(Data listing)
============

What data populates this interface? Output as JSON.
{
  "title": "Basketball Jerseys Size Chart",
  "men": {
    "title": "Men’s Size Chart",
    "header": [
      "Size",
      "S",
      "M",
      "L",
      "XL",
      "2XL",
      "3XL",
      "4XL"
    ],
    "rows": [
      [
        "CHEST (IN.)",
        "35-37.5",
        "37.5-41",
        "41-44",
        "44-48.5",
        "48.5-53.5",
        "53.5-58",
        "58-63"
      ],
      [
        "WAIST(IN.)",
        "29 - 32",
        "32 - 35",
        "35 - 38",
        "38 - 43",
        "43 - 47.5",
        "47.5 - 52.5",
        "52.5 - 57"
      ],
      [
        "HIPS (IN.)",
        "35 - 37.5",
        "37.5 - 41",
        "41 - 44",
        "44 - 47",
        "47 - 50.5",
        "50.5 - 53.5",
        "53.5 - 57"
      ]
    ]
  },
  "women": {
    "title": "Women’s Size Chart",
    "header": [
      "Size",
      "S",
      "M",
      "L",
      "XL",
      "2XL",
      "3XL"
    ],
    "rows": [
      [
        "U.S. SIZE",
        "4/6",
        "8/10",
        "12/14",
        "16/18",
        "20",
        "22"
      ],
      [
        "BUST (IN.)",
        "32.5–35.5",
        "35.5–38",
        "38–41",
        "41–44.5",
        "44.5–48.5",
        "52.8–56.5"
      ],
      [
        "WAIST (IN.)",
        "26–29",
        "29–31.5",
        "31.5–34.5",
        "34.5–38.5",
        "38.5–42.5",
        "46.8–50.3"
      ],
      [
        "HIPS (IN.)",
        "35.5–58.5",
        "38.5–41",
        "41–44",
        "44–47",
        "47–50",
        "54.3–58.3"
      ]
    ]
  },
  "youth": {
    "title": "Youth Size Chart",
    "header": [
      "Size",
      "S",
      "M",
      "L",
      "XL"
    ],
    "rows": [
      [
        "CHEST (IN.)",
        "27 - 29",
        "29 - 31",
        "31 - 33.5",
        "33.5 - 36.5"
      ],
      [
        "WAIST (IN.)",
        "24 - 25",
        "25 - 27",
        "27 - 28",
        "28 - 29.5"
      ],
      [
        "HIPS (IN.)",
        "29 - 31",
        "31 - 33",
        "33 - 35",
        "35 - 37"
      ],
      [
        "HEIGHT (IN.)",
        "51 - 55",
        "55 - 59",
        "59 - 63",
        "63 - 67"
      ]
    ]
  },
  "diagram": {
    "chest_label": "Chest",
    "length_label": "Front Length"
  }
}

============

## GOAL
Tell how many lines of the data include the word "title", and nothing else.

## RESPONSE BELOW
4